[Goal of the exercise] Read through the lines below for the string "Lesung" and copy each one that has it.

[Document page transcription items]
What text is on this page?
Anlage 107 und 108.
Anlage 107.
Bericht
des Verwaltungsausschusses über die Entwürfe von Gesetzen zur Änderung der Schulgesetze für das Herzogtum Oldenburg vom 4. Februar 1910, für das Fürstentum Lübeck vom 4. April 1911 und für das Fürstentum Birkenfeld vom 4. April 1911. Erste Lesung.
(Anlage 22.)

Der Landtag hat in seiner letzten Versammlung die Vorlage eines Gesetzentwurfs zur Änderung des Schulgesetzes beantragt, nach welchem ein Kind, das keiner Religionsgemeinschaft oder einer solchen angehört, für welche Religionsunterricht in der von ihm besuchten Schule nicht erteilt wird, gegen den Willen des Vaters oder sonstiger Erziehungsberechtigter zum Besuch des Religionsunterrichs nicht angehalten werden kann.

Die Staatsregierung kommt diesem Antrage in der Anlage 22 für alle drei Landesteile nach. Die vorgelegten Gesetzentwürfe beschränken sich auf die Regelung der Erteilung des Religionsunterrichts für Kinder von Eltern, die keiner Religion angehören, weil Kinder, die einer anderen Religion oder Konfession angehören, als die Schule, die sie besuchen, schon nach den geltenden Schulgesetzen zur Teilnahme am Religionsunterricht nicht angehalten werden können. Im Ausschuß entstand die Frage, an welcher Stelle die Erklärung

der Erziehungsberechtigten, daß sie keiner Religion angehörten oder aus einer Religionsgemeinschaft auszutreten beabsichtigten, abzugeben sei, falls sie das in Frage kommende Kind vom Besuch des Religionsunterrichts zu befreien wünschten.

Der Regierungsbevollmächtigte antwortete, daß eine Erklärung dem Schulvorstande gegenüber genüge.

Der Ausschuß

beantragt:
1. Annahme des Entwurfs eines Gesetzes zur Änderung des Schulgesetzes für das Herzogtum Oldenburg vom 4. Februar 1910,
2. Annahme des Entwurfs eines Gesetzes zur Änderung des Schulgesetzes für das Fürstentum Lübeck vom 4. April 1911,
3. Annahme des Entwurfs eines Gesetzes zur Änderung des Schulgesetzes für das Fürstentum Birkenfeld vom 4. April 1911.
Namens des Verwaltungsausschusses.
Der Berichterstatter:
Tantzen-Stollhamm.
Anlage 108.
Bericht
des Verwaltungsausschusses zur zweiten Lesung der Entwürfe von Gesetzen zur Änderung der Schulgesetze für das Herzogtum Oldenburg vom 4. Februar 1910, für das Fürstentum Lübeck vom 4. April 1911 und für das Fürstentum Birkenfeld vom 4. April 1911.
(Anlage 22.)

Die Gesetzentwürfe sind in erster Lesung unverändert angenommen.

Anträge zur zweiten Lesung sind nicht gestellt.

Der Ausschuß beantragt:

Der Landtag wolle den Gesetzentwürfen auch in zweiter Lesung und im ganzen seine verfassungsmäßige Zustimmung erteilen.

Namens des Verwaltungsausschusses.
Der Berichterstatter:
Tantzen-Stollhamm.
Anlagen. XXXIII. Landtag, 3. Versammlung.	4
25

[Exercise result]
des Verwaltungsausschusses über die Entwürfe von Gesetzen zur Änderung der Schulgesetze für das Herzogtum Oldenburg vom 4. Februar 1910, für das Fürstentum Lübeck vom 4. April 1911 und für das Fürstentum Birkenfeld vom 4. April 1911. Erste Lesung.
des Verwaltungsausschusses zur zweiten Lesung der Entwürfe von Gesetzen zur Änderung der Schulgesetze für das Herzogtum Oldenburg vom 4. Februar 1910, für das Fürstentum Lübeck vom 4. April 1911 und für das Fürstentum Birkenfeld vom 4. April 1911.
Die Gesetzentwürfe sind in erster Lesung unverändert angenommen.
Anträge zur zweiten Lesung sind nicht gestellt.
Der Landtag wolle den Gesetzentwürfen auch in zweiter Lesung und im ganzen seine verfassungsmäßige Zustimmung erteilen.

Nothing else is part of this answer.